Requirement: Pull out every line below containing the word "name".

Provided data:

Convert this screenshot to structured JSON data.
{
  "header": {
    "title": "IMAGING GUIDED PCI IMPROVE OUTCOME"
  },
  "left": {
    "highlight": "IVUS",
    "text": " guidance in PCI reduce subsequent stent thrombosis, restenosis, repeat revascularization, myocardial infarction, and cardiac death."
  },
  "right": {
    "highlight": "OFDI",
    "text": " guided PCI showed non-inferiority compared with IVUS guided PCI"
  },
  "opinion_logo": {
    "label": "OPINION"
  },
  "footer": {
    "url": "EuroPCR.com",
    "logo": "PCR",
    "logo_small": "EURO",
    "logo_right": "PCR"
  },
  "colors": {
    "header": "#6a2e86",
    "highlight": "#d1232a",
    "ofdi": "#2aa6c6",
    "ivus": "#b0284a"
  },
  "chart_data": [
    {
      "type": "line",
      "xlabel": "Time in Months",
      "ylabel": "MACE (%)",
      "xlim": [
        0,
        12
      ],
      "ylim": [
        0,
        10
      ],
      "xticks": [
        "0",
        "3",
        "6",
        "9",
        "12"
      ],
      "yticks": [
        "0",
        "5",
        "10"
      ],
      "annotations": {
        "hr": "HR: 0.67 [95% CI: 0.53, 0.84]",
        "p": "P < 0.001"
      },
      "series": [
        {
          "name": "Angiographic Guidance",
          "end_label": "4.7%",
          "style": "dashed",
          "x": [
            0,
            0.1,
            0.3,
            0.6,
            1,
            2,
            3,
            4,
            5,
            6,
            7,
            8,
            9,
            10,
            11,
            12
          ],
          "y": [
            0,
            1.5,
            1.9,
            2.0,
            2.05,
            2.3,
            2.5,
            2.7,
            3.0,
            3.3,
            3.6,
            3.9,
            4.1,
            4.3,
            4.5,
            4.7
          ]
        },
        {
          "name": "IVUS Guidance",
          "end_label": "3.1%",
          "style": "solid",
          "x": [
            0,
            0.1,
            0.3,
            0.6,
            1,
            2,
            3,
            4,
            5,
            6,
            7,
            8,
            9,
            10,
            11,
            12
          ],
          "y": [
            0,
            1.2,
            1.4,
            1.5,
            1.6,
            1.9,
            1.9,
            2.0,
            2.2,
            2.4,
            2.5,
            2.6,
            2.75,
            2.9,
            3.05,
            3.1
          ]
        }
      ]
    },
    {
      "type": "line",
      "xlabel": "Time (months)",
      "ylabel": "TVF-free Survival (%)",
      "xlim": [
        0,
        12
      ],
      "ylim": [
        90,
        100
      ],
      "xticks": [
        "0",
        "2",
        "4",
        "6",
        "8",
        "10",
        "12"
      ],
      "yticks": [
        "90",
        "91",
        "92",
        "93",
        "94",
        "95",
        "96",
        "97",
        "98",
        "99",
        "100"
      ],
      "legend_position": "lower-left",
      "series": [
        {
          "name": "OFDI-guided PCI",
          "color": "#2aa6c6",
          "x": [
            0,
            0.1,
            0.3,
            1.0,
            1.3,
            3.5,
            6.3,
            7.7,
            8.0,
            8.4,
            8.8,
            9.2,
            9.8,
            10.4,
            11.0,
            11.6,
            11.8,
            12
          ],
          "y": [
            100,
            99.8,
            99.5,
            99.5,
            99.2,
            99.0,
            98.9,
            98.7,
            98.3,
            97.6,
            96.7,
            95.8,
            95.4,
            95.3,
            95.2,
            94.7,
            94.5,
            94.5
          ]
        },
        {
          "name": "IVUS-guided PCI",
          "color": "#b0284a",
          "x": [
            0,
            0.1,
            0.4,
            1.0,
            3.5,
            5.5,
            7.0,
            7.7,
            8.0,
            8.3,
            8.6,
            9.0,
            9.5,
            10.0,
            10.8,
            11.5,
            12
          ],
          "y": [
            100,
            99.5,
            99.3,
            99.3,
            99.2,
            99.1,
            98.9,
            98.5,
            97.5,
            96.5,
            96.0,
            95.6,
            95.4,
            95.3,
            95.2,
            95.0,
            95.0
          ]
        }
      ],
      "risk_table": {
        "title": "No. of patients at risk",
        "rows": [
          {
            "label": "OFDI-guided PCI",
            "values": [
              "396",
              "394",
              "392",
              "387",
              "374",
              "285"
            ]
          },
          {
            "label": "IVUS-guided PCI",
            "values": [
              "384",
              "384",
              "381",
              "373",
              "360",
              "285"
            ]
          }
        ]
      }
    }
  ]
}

Solution for this exercise:
          "name": "Angiographic Guidance",
          "name": "IVUS Guidance",
          "name": "OFDI-guided PCI",
          "name": "IVUS-guided PCI",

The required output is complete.